[Start DATA LISTING]
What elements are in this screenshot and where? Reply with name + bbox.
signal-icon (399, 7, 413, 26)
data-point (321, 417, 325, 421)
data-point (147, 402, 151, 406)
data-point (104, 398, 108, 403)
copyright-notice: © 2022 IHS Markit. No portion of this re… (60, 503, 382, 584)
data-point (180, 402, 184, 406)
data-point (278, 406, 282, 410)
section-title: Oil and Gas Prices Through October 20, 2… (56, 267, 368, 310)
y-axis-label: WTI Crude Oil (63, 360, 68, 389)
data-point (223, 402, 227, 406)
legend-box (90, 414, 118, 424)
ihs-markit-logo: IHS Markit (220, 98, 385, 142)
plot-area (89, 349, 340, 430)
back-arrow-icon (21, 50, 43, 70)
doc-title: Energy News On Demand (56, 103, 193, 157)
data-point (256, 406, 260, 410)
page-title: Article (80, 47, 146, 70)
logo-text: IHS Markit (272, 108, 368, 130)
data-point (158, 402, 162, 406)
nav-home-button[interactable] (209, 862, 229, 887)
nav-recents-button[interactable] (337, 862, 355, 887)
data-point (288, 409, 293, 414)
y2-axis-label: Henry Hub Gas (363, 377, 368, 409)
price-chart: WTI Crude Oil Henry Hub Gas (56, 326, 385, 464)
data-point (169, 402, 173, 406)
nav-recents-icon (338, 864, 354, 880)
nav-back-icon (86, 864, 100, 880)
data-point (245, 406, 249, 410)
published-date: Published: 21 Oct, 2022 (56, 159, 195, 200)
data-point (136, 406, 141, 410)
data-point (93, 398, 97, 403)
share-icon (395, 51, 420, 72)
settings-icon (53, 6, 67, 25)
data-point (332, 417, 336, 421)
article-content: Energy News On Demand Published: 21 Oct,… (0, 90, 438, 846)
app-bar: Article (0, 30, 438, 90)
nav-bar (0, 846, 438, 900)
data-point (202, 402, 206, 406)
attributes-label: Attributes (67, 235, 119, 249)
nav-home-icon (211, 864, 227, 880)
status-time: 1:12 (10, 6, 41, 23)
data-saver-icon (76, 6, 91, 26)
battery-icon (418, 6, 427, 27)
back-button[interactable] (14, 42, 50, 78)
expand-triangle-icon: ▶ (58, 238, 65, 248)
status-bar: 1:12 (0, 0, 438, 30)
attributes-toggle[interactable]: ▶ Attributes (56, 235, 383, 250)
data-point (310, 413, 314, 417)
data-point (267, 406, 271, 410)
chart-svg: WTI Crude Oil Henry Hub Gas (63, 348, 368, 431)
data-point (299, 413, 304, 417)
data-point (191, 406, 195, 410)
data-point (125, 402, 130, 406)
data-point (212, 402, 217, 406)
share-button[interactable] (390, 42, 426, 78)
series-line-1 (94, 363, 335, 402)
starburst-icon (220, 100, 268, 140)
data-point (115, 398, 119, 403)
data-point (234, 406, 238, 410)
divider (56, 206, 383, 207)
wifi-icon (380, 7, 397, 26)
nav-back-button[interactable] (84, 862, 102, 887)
[End DATA LISTING]
### EXERCISE OBJECTIVE:
Turn the lines of the listing, from its first line through the line containing "data-point (278, 406, 282, 410)", into a JSON list of strings with one string per line, skipping any blank lines.

### ANSWER TO THIS PROBLEM:
[
  "What elements are in this screenshot and where? Reply with name + bbox.",
  "signal-icon (399, 7, 413, 26)",
  "data-point (321, 417, 325, 421)",
  "data-point (147, 402, 151, 406)",
  "data-point (104, 398, 108, 403)",
  "copyright-notice: © 2022 IHS Markit. No portion of this re… (60, 503, 382, 584)",
  "data-point (180, 402, 184, 406)",
  "data-point (278, 406, 282, 410)"
]